## Begin

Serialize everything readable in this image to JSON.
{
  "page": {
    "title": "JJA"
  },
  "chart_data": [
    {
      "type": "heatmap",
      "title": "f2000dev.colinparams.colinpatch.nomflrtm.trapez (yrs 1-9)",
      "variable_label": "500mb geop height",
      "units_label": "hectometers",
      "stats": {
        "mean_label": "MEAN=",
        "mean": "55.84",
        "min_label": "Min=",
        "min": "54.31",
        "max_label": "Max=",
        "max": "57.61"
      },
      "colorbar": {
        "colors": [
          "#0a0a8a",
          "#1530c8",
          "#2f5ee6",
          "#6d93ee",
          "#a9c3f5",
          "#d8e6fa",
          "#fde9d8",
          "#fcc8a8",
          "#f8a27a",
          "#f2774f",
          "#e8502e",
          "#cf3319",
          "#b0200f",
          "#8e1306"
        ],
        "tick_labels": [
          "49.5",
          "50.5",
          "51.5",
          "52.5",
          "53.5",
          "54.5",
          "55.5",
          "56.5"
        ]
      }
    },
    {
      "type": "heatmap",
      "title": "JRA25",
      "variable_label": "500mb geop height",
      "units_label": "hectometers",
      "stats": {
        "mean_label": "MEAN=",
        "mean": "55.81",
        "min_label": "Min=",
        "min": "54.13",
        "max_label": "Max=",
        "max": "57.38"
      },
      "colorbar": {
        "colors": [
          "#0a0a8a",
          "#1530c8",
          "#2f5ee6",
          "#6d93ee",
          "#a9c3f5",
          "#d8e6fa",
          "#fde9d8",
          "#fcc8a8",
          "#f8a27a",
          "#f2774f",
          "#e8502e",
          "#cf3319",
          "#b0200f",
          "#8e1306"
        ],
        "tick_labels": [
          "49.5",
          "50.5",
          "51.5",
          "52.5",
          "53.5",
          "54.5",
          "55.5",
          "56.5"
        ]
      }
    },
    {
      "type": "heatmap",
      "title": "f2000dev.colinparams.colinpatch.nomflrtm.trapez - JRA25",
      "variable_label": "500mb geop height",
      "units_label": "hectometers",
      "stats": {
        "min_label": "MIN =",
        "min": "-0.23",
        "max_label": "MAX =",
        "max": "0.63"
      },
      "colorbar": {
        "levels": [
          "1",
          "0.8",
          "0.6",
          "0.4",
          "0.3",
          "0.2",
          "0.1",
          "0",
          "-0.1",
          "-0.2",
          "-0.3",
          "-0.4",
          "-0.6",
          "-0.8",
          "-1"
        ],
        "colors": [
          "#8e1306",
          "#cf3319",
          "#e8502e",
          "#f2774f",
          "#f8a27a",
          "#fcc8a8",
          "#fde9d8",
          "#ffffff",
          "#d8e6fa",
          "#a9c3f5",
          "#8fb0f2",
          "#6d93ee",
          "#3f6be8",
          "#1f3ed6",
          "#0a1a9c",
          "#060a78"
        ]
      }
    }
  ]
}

## End

**Set task:**
Give back each line above precisely as it stands.

**Output of the exercise:**
Serialize everything readable in this image to JSON.
{
  "page": {
    "title": "JJA"
  },
  "chart_data": [
    {
      "type": "heatmap",
      "title": "f2000dev.colinparams.colinpatch.nomflrtm.trapez (yrs 1-9)",
      "variable_label": "500mb geop height",
      "units_label": "hectometers",
      "stats": {
        "mean_label": "MEAN=",
        "mean": "55.84",
        "min_label": "Min=",
        "min": "54.31",
        "max_label": "Max=",
        "max": "57.61"
      },
      "colorbar": {
        "colors": [
          "#0a0a8a",
          "#1530c8",
          "#2f5ee6",
          "#6d93ee",
          "#a9c3f5",
          "#d8e6fa",
          "#fde9d8",
          "#fcc8a8",
          "#f8a27a",
          "#f2774f",
          "#e8502e",
          "#cf3319",
          "#b0200f",
          "#8e1306"
        ],
        "tick_labels": [
          "49.5",
          "50.5",
          "51.5",
          "52.5",
          "53.5",
          "54.5",
          "55.5",
          "56.5"
        ]
      }
    },
    {
      "type": "heatmap",
      "title": "JRA25",
      "variable_label": "500mb geop height",
      "units_label": "hectometers",
      "stats": {
        "mean_label": "MEAN=",
        "mean": "55.81",
        "min_label": "Min=",
        "min": "54.13",
        "max_label": "Max=",
        "max": "57.38"
      },
      "colorbar": {
        "colors": [
          "#0a0a8a",
          "#1530c8",
          "#2f5ee6",
          "#6d93ee",
          "#a9c3f5",
          "#d8e6fa",
          "#fde9d8",
          "#fcc8a8",
          "#f8a27a",
          "#f2774f",
          "#e8502e",
          "#cf3319",
          "#b0200f",
          "#8e1306"
        ],
        "tick_labels": [
          "49.5",
          "50.5",
          "51.5",
          "52.5",
          "53.5",
          "54.5",
          "55.5",
          "56.5"
        ]
      }
    },
    {
      "type": "heatmap",
      "title": "f2000dev.colinparams.colinpatch.nomflrtm.trapez - JRA25",
      "variable_label": "500mb geop height",
      "units_label": "hectometers",
      "stats": {
        "min_label": "MIN =",
        "min": "-0.23",
        "max_label": "MAX =",
        "max": "0.63"
      },
      "colorbar": {
        "levels": [
          "1",
          "0.8",
          "0.6",
          "0.4",
          "0.3",
          "0.2",
          "0.1",
          "0",
          "-0.1",
          "-0.2",
          "-0.3",
          "-0.4",
          "-0.6",
          "-0.8",
          "-1"
        ],
        "colors": [
          "#8e1306",
          "#cf3319",
          "#e8502e",
          "#f2774f",
          "#f8a27a",
          "#fcc8a8",
          "#fde9d8",
          "#ffffff",
          "#d8e6fa",
          "#a9c3f5",
          "#8fb0f2",
          "#6d93ee",
          "#3f6be8",
          "#1f3ed6",
          "#0a1a9c",
          "#060a78"
        ]
      }
    }
  ]
}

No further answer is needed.